Raw data:
----------------

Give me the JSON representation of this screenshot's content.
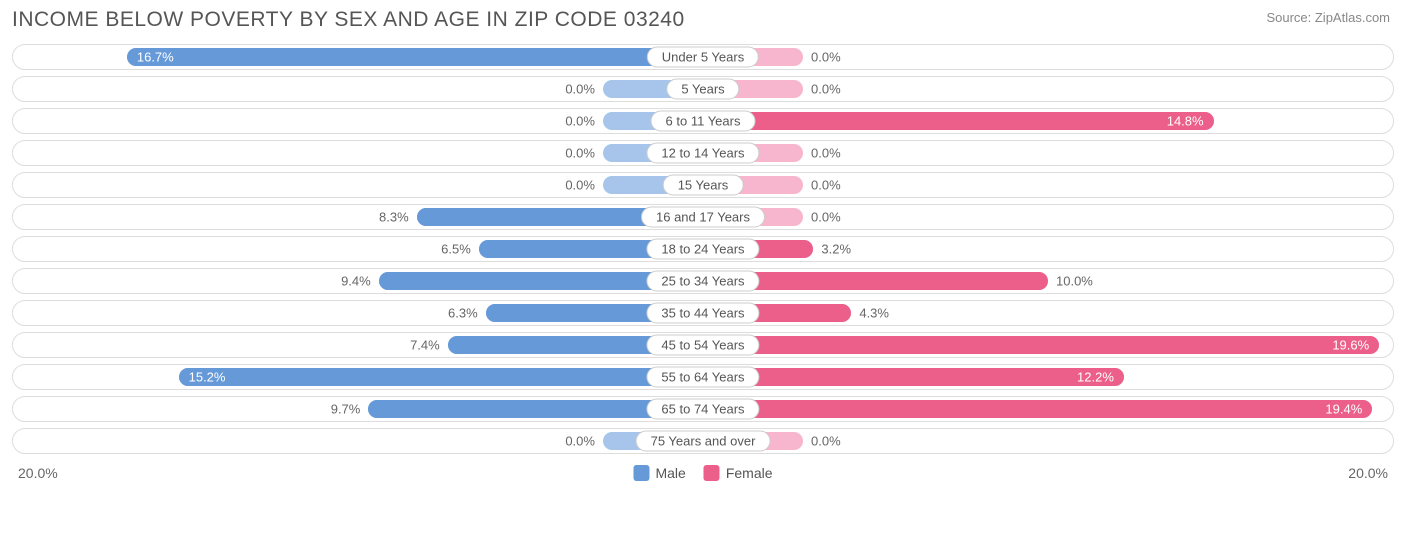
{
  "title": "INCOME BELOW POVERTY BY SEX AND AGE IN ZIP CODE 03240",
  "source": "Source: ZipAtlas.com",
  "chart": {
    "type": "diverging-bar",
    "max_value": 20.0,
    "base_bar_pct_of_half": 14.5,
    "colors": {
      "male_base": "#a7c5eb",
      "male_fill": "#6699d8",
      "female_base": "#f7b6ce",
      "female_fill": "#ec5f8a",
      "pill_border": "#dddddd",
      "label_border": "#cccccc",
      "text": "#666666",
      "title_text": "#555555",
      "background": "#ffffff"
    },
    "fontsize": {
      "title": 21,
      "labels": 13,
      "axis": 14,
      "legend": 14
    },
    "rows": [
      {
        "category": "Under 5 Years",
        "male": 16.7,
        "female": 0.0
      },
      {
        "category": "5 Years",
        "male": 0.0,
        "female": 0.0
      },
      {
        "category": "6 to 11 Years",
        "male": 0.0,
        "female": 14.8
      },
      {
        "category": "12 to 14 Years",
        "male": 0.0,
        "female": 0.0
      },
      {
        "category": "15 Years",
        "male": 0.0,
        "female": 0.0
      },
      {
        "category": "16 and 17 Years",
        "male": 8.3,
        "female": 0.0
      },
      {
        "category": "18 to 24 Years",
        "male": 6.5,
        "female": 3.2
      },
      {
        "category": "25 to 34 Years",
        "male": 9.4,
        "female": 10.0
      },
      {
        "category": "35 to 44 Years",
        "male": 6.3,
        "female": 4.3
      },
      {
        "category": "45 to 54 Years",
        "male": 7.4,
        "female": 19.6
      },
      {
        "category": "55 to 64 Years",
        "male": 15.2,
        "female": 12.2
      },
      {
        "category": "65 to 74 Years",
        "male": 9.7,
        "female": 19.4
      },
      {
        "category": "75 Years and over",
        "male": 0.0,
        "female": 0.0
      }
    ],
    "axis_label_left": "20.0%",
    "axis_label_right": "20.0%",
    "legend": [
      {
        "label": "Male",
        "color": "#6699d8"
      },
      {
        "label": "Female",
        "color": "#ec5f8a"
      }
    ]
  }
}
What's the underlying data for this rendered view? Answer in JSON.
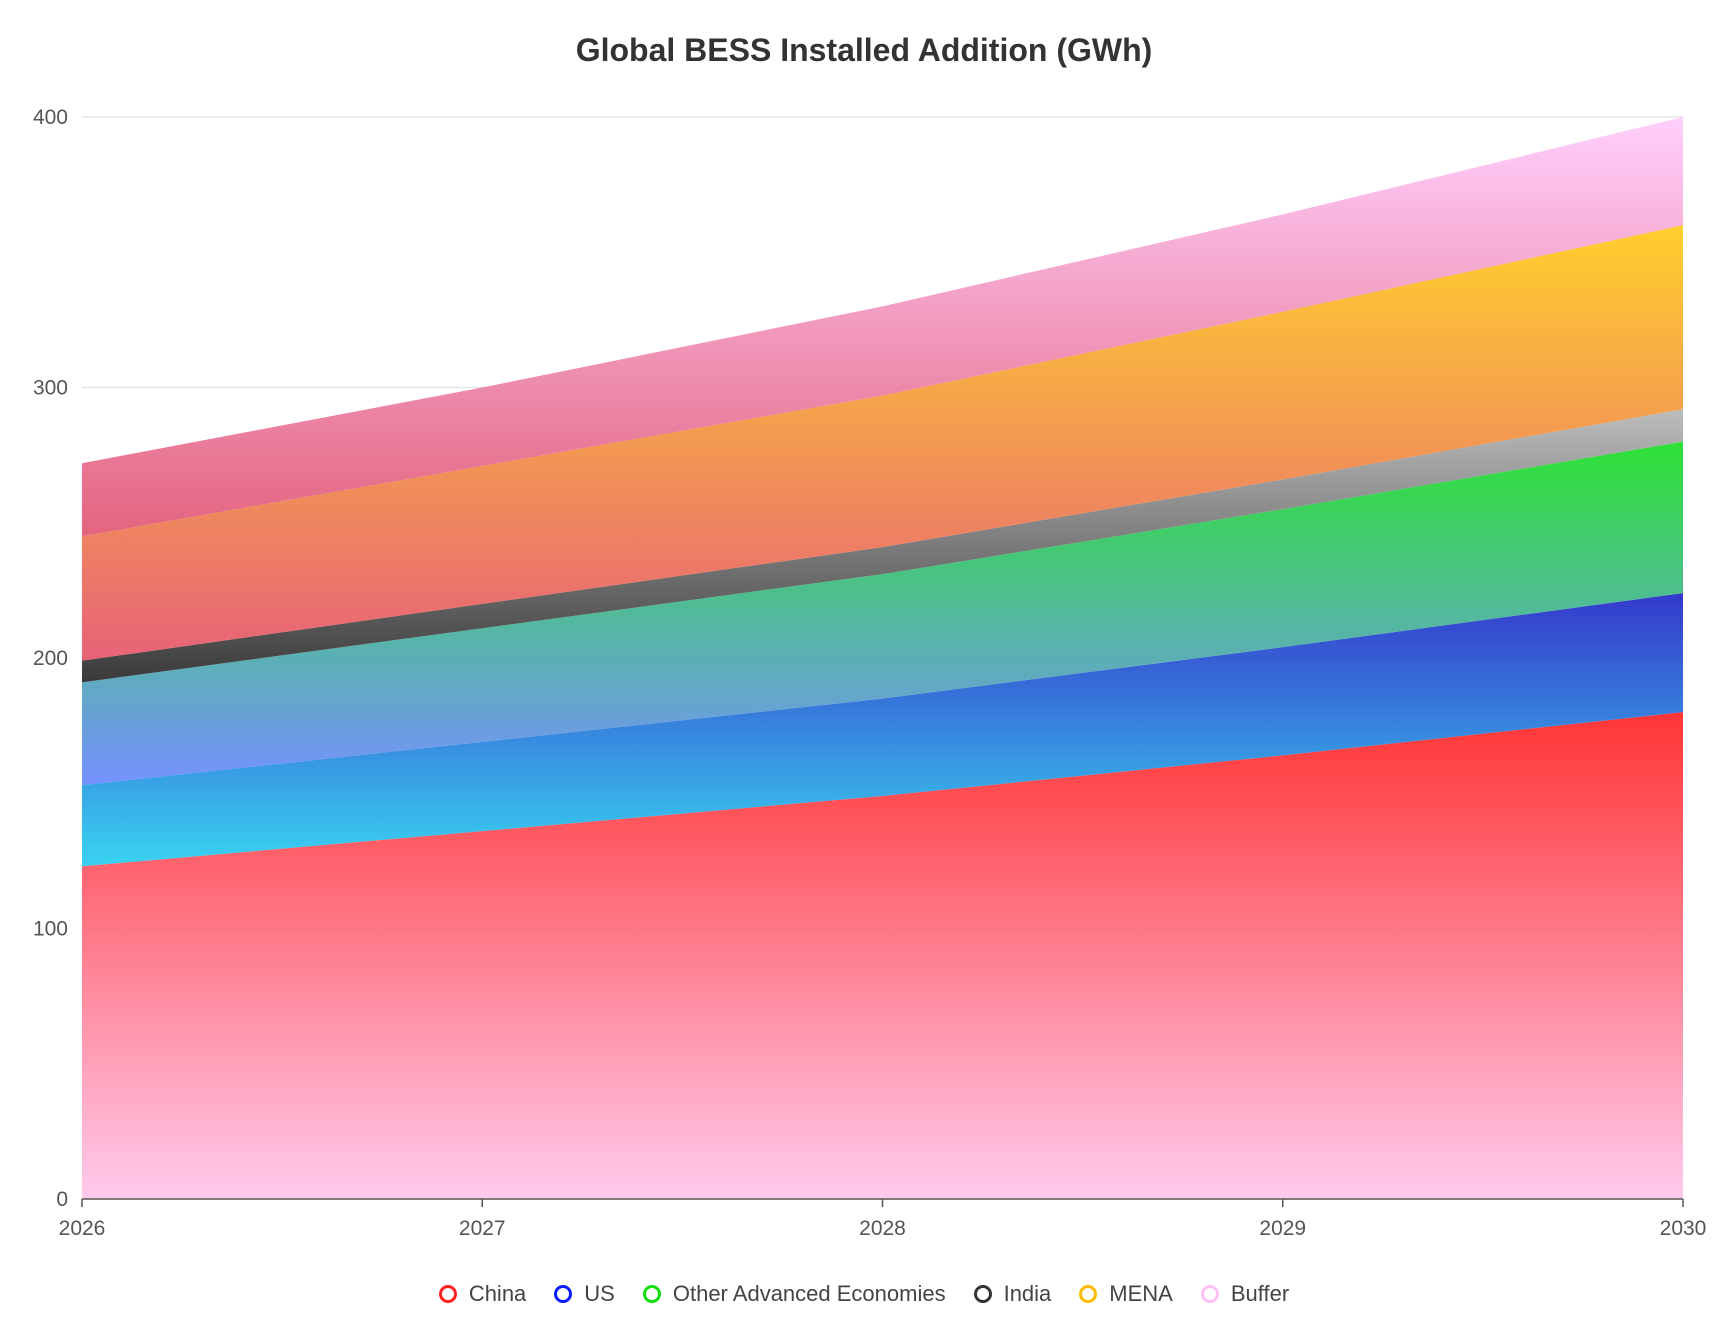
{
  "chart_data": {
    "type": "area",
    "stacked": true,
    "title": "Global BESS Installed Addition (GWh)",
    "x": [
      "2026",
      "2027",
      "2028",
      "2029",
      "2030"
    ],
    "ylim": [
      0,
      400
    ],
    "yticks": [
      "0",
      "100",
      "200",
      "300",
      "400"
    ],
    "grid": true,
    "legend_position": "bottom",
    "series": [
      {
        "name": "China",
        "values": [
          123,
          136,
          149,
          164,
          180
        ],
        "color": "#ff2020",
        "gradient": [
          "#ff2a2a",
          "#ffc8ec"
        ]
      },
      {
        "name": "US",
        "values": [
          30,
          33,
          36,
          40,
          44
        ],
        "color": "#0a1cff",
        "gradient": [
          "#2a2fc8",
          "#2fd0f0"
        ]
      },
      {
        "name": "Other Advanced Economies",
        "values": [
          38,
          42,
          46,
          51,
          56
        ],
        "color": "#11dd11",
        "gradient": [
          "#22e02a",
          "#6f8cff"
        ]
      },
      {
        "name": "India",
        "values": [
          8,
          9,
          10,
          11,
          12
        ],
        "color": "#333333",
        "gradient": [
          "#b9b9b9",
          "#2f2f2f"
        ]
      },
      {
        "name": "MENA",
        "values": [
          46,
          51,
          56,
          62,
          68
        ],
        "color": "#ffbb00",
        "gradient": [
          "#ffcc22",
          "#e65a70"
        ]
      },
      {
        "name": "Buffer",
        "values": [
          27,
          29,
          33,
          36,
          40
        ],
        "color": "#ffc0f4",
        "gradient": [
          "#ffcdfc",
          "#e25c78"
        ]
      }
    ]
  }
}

----------------

Exercise directions:
Find the string "JSON" in the entries above and return each line that holds it.

Solution to this exercise:
Give me the JSON representation of this screenshot's content.
What's the underlying data for this rendered view? Answer in JSON.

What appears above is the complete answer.